== Brief ==
Identify each line containing the word "policies" and copy it.

Data entries:
>> Begin
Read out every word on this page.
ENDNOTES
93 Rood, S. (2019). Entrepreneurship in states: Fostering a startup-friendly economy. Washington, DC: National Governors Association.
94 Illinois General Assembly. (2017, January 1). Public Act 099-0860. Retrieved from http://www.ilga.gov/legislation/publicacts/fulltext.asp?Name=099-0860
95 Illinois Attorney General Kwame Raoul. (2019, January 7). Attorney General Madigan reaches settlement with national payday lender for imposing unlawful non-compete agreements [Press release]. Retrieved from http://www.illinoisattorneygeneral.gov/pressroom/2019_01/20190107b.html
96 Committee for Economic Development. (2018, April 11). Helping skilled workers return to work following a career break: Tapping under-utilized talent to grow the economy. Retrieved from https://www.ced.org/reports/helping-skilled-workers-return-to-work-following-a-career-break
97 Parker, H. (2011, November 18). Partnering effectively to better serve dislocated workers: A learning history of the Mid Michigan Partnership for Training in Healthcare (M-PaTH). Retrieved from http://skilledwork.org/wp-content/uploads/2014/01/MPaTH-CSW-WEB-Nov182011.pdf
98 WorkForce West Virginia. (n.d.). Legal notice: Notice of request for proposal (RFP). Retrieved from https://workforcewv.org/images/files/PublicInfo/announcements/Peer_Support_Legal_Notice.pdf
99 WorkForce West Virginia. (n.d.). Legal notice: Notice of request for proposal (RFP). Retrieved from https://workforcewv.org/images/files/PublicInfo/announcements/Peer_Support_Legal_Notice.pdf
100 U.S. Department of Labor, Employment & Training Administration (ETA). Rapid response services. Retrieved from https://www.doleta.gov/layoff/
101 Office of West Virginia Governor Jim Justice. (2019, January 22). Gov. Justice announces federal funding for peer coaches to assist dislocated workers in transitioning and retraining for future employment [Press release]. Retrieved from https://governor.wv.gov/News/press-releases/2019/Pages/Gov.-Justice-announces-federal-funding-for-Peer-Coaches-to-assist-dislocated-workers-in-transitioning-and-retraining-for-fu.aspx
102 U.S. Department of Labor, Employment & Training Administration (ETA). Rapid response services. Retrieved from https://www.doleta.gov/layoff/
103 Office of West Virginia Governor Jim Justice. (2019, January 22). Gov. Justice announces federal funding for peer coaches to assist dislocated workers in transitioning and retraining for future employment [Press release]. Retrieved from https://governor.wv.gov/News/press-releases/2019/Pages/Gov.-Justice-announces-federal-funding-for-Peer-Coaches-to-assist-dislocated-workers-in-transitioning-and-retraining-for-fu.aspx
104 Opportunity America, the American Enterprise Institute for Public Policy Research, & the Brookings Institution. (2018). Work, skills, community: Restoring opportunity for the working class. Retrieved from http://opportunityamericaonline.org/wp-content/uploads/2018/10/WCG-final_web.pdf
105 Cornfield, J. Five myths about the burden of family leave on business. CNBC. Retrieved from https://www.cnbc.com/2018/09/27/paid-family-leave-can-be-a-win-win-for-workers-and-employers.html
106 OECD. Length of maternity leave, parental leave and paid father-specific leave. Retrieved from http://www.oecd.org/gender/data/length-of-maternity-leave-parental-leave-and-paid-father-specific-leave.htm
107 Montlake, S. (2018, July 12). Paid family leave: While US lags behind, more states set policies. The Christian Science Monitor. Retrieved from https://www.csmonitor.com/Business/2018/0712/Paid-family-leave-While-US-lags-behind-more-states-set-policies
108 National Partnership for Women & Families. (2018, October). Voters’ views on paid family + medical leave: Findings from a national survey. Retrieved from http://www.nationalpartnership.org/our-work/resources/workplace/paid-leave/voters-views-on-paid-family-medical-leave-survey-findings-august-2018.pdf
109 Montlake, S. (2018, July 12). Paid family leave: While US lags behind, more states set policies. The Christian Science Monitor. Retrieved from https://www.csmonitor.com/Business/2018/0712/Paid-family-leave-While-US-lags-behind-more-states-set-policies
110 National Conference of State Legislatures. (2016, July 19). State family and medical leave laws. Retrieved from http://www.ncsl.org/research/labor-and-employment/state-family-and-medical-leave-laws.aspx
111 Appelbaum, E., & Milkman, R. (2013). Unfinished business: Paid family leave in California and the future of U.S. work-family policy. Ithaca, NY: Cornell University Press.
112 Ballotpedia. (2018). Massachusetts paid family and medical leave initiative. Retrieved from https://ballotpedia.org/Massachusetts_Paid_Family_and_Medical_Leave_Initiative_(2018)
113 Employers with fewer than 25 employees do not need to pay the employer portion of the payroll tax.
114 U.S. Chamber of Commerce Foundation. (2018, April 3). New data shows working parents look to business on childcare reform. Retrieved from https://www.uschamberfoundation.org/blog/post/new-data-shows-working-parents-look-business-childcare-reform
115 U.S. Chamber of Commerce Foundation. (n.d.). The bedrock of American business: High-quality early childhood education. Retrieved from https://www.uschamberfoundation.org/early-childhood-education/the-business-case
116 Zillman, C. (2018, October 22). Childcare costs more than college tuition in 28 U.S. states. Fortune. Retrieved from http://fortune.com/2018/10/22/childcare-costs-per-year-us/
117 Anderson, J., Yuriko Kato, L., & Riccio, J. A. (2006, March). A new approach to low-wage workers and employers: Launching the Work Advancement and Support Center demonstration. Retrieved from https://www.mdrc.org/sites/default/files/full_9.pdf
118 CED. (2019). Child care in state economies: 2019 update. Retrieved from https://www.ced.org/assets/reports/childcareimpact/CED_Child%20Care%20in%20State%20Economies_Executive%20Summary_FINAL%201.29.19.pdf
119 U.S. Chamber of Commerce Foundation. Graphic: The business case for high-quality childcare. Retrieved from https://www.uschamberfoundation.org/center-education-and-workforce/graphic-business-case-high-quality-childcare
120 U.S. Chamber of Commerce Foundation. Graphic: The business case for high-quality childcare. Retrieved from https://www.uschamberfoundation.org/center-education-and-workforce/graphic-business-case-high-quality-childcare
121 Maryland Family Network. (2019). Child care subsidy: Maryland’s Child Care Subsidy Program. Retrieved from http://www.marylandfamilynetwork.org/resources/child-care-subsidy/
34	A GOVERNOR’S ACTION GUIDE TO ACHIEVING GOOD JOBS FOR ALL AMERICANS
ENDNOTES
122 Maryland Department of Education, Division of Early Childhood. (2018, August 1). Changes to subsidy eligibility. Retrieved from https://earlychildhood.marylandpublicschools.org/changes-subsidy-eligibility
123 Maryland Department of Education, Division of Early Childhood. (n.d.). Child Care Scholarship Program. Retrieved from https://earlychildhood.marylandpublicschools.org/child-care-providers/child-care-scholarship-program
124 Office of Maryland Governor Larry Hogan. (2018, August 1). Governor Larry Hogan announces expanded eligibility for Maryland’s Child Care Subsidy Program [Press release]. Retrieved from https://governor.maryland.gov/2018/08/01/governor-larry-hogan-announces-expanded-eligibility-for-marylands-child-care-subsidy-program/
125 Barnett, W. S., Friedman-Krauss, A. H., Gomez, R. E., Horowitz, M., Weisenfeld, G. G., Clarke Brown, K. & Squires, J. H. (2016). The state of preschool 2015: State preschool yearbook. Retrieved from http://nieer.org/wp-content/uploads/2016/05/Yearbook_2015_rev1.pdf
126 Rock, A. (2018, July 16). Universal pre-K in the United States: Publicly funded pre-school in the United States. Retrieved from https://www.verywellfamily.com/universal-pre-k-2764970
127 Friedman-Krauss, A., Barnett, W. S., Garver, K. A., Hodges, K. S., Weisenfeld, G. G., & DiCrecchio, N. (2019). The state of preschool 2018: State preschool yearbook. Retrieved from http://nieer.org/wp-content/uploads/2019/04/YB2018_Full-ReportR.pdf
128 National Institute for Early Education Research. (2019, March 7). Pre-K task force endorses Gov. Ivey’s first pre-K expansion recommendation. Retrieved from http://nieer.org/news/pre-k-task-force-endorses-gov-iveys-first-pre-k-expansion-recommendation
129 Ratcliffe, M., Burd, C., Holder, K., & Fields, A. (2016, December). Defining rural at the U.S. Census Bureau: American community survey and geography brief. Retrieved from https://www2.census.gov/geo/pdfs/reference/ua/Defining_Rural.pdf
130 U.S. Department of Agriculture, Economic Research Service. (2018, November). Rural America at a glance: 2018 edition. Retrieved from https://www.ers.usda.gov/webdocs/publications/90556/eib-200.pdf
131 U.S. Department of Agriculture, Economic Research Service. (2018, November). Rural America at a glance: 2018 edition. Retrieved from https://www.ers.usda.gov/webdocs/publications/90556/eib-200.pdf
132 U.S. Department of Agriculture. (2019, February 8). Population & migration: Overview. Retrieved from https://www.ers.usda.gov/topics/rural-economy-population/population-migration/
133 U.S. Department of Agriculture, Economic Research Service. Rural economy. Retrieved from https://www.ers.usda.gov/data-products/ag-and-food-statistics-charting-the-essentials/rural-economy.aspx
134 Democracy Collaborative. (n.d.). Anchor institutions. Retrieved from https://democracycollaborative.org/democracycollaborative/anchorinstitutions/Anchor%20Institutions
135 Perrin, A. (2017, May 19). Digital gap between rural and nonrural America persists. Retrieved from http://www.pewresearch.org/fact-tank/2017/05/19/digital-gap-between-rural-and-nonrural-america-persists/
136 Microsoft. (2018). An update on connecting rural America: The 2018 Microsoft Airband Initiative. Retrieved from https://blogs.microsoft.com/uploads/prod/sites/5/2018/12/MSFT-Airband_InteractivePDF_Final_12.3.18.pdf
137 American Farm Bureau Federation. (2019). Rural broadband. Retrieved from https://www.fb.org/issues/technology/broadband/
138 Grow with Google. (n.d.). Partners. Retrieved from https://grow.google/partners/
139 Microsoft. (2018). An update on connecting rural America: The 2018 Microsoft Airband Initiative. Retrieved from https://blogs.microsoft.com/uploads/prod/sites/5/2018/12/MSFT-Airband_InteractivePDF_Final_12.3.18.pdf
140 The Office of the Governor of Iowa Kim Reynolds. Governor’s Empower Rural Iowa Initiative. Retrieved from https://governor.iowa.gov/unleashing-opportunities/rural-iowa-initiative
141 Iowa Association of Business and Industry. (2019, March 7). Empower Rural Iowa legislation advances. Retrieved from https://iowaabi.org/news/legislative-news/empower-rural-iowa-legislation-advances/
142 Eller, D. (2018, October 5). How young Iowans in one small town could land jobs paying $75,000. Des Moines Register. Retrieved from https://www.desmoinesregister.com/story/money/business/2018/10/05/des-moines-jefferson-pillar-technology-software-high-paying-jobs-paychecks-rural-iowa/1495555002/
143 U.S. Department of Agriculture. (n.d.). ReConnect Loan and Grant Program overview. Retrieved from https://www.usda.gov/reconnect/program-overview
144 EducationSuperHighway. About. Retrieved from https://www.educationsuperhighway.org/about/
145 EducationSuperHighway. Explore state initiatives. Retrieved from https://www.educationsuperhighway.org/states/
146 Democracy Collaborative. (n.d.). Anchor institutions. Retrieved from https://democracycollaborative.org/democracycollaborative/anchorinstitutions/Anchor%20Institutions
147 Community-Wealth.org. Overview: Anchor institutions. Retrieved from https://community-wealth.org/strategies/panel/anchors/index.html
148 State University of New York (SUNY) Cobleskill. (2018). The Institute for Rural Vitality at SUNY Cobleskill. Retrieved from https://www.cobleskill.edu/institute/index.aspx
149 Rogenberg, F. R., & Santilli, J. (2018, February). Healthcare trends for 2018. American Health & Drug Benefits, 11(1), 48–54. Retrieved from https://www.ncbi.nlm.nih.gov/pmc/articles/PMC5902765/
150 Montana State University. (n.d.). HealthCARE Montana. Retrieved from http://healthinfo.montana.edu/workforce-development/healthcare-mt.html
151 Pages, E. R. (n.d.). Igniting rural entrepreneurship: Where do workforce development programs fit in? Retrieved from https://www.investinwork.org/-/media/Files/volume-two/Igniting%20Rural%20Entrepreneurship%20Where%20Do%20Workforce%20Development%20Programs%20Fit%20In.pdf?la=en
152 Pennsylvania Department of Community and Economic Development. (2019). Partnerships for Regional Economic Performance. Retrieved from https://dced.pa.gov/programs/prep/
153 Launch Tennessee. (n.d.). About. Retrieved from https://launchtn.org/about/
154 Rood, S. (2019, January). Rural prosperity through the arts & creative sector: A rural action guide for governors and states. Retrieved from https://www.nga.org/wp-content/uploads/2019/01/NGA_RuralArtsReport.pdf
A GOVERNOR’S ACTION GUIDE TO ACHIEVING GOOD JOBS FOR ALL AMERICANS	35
>> End
== Task result ==
107 Montlake, S. (2018, July 12). Paid family leave: While US lags behind, more states set policies. The Christian Science Monitor. Retrieved from https://www.csmonitor.com/Business/2018/0712/Paid-family-leave-While-US-lags-behind-more-states-set-policies
109 Montlake, S. (2018, July 12). Paid family leave: While US lags behind, more states set policies. The Christian Science Monitor. Retrieved from https://www.csmonitor.com/Business/2018/0712/Paid-family-leave-While-US-lags-behind-more-states-set-policies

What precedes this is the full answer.